[Set task]:
Pick out each line in these entries that contains the string "المتبايعان".
___ Supplied information ___
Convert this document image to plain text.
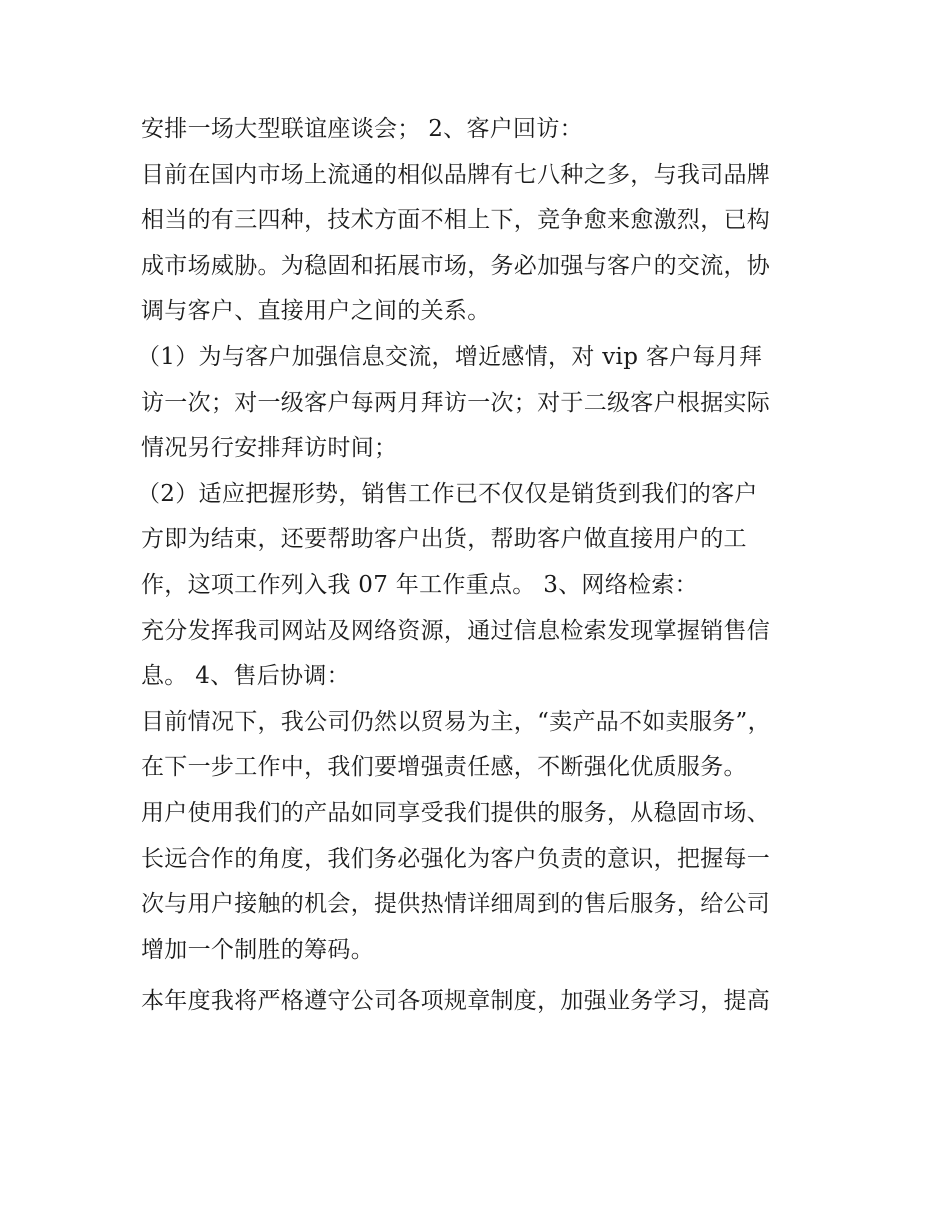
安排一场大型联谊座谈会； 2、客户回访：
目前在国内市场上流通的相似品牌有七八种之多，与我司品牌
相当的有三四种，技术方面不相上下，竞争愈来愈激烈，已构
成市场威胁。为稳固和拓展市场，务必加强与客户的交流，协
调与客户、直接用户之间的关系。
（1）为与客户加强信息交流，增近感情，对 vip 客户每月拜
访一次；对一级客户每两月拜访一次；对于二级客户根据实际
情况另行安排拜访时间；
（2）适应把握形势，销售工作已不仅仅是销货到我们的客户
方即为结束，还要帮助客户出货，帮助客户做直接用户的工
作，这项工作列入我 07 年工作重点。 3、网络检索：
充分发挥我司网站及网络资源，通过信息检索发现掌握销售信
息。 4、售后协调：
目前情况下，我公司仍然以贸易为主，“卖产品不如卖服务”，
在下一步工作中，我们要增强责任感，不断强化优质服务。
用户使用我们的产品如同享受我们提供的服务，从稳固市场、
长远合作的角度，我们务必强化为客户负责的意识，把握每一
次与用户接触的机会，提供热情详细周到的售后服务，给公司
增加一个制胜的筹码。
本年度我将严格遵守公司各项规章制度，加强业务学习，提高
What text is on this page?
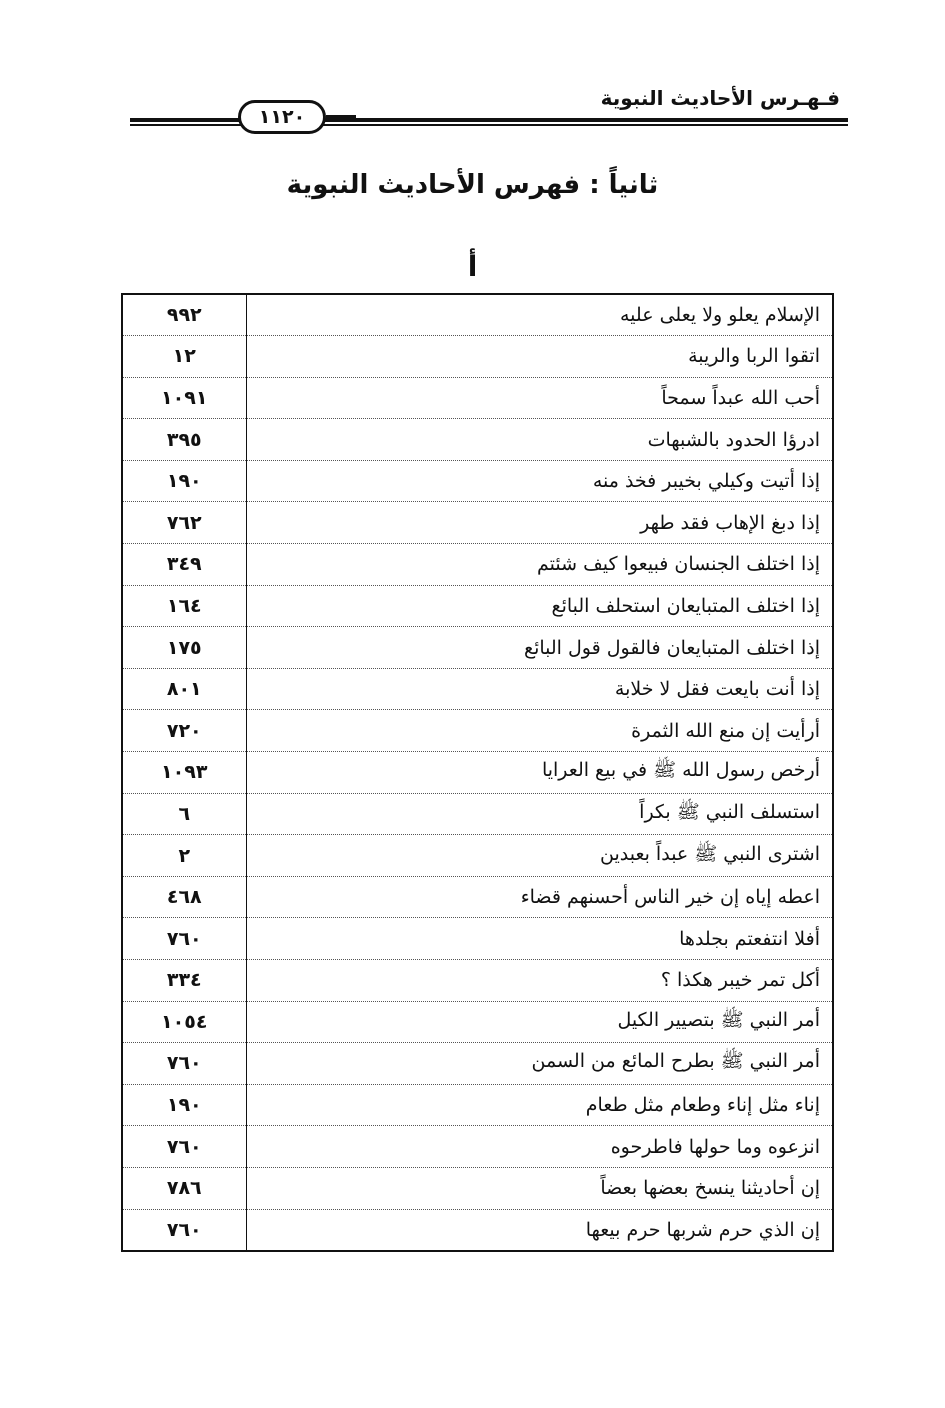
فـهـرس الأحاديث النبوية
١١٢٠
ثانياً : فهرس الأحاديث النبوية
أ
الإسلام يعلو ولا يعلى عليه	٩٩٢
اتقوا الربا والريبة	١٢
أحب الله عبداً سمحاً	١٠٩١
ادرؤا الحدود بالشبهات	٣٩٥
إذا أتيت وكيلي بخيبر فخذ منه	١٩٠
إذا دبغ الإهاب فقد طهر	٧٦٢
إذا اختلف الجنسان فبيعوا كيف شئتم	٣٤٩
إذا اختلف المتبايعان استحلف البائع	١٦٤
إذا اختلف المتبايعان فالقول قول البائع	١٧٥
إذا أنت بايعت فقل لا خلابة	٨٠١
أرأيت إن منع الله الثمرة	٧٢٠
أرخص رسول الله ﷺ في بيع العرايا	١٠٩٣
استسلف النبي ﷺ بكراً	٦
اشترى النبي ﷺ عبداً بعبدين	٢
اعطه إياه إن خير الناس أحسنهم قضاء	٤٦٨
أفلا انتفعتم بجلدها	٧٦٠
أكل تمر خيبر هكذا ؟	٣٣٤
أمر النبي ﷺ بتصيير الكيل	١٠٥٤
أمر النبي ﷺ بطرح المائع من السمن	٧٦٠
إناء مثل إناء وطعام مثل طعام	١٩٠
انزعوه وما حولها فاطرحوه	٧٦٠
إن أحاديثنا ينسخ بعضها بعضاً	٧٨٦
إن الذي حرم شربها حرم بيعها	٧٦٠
___
___ Supplied information ___
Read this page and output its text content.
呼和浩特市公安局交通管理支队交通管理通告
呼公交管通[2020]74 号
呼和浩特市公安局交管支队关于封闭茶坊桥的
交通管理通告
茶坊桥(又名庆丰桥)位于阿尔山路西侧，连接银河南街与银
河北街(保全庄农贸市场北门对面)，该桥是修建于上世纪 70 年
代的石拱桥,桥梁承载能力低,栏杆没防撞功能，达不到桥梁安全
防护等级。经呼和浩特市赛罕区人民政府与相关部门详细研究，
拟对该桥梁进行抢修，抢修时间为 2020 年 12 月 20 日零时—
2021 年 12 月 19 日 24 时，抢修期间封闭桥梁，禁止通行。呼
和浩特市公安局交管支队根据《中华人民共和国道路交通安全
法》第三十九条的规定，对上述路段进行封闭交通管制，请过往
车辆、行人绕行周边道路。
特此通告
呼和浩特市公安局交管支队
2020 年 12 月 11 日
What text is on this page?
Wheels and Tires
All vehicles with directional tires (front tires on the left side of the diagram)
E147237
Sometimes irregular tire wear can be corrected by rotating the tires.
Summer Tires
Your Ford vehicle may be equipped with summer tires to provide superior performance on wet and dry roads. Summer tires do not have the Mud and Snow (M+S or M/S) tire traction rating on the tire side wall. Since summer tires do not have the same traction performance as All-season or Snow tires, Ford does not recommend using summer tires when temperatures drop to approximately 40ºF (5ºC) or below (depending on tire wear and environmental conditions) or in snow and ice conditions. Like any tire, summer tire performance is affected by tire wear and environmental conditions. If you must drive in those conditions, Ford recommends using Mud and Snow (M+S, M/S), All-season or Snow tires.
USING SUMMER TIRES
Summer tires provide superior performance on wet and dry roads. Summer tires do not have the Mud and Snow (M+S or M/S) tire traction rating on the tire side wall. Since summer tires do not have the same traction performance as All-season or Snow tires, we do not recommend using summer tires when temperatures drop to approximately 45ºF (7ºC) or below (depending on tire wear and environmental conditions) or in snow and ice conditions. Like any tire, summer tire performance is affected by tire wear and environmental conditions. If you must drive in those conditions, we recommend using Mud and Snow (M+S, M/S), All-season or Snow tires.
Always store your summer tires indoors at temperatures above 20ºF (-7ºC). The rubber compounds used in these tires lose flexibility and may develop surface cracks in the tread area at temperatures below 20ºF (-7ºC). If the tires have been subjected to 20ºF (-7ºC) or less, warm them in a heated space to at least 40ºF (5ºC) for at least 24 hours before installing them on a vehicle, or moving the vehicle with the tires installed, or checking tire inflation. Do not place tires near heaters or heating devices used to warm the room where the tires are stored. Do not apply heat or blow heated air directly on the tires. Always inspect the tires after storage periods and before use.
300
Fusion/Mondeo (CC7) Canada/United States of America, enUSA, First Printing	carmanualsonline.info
___
[Finished task]:
إذا اختلف المتبايعان استحلف البائع	١٦٤
إذا اختلف المتبايعان فالقول قول البائع	١٧٥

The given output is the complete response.